§ What to produce
Copy out the records word for word, between the lines holding "peak-annotation: 1213.23 —" and "peak-label: 752.24 — [693, 314, 705, 348]", inclusive.

--- BEGIN ---

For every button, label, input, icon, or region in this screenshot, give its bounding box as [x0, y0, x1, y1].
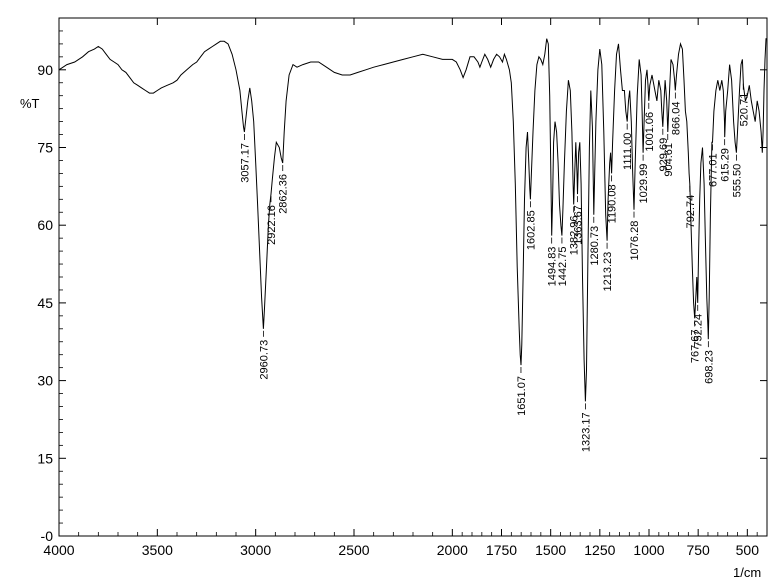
peak-annotation: 1213.23 — [602, 243, 614, 292]
x-axis-label: 1/cm — [733, 565, 761, 580]
y-axis-label: %T — [20, 96, 40, 111]
peak-label: 1602.85 — [525, 210, 537, 250]
peak-label: 2862.36 — [278, 174, 290, 214]
peak-annotation: 1111.00 — [622, 124, 634, 170]
spectrum-line — [59, 39, 767, 402]
peak-label: 792.74 — [685, 195, 697, 229]
peak-label: 2922.16 — [266, 205, 278, 245]
y-tick-label: 90 — [37, 62, 53, 78]
peak-label: 1280.73 — [589, 226, 601, 266]
x-tick-label: 1000 — [633, 542, 664, 558]
peak-annotation: 1442.75 — [557, 238, 569, 287]
peak-annotation: 1651.07 — [516, 367, 528, 416]
peak-annotation: 2922.16 — [266, 196, 278, 245]
peak-label: 1651.07 — [516, 376, 528, 416]
x-tick-label: 750 — [686, 542, 710, 558]
peak-annotation: 1323.17 — [580, 403, 592, 452]
y-tick-label: 60 — [37, 217, 53, 233]
x-tick-label: 4000 — [43, 542, 74, 558]
peak-label: 2960.73 — [258, 340, 270, 380]
peak-annotation: 792.74 — [685, 186, 697, 229]
y-tick-label: 30 — [37, 373, 53, 389]
peak-label: 3057.17 — [239, 143, 251, 183]
x-tick-label: 2500 — [338, 542, 369, 558]
peak-label: 1323.17 — [580, 412, 592, 452]
peak-annotation: 3057.17 — [239, 134, 251, 183]
y-tick-label: 75 — [37, 140, 53, 156]
peak-label: 752.24 — [693, 314, 705, 348]
peak-annotation: 1076.28 — [629, 212, 641, 261]
peak-label: 615.29 — [720, 148, 732, 182]
peak-annotation: 866.04 — [670, 93, 682, 136]
peak-label: 866.04 — [670, 102, 682, 136]
y-tick-label: 15 — [37, 450, 53, 466]
x-tick-label: 3000 — [240, 542, 271, 558]
x-axis-ticks: 4000 3500 3000 2500 2000 1750 1500 1250 1000 750 5… — [43, 18, 759, 558]
x-tick-label: 500 — [736, 542, 760, 558]
peak-label: 677.01 — [708, 153, 720, 187]
peak-annotations: 3057.17 2960.73 2922.162862.36 1651.07 1602.… — [239, 84, 750, 452]
y-tick-label: 45 — [37, 295, 53, 311]
peak-annotation: 2960.73 — [258, 331, 270, 380]
x-tick-label: 1250 — [584, 542, 615, 558]
peak-annotation: 555.50 — [731, 155, 743, 198]
peak-label: 1363.67 — [572, 205, 584, 245]
peak-annotation: 1001.06 — [644, 103, 656, 152]
peak-annotation: 677.01 — [708, 144, 720, 187]
x-tick-label: 2000 — [437, 542, 468, 558]
peak-label: 698.23 — [703, 350, 715, 384]
x-tick-label: 3500 — [142, 542, 173, 558]
peak-label: 1213.23 — [602, 252, 614, 292]
peak-label: 1442.75 — [557, 247, 569, 287]
peak-label: 1076.28 — [629, 221, 641, 261]
peak-label: 1029.99 — [638, 164, 650, 204]
peak-label: 1111.00 — [622, 133, 634, 170]
peak-annotation: 2862.36 — [278, 165, 290, 214]
peak-label: 904.61 — [663, 143, 675, 177]
x-tick-label: 1750 — [486, 542, 517, 558]
peak-annotation: 1363.67 — [572, 196, 584, 245]
peak-label: 1190.08 — [607, 184, 619, 223]
peak-label: 1001.06 — [644, 112, 656, 152]
peak-label: 555.50 — [731, 164, 743, 198]
peak-annotation: 1029.99 — [638, 155, 650, 204]
peak-label: 520.71 — [738, 93, 750, 127]
peak-annotation: 698.23 — [703, 341, 715, 384]
x-tick-label: 1500 — [535, 542, 566, 558]
peak-annotation: 615.29 — [720, 139, 732, 182]
peak-annotation: 1280.73 — [589, 217, 601, 266]
peak-annotation: 1602.85 — [525, 201, 537, 250]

--- END ---

§ Task response
peak-annotation: 1213.23 — [602, 243, 614, 292]
x-axis-label: 1/cm — [733, 565, 761, 580]
y-axis-label: %T — [20, 96, 40, 111]
peak-label: 1602.85 — [525, 210, 537, 250]
peak-label: 2862.36 — [278, 174, 290, 214]
peak-annotation: 1111.00 — [622, 124, 634, 170]
spectrum-line — [59, 39, 767, 402]
peak-label: 792.74 — [685, 195, 697, 229]
peak-label: 2922.16 — [266, 205, 278, 245]
y-tick-label: 90 — [37, 62, 53, 78]
peak-label: 1280.73 — [589, 226, 601, 266]
x-tick-label: 1000 — [633, 542, 664, 558]
peak-annotation: 1442.75 — [557, 238, 569, 287]
peak-annotation: 1651.07 — [516, 367, 528, 416]
peak-annotation: 2922.16 — [266, 196, 278, 245]
peak-label: 1651.07 — [516, 376, 528, 416]
x-tick-label: 750 — [686, 542, 710, 558]
peak-annotation: 1323.17 — [580, 403, 592, 452]
y-tick-label: 60 — [37, 217, 53, 233]
x-tick-label: 4000 — [43, 542, 74, 558]
peak-label: 2960.73 — [258, 340, 270, 380]
peak-annotation: 792.74 — [685, 186, 697, 229]
y-tick-label: 30 — [37, 373, 53, 389]
peak-label: 3057.17 — [239, 143, 251, 183]
x-tick-label: 2500 — [338, 542, 369, 558]
peak-label: 1323.17 — [580, 412, 592, 452]
peak-annotation: 3057.17 — [239, 134, 251, 183]
y-tick-label: 75 — [37, 140, 53, 156]
peak-label: 752.24 — [693, 314, 705, 348]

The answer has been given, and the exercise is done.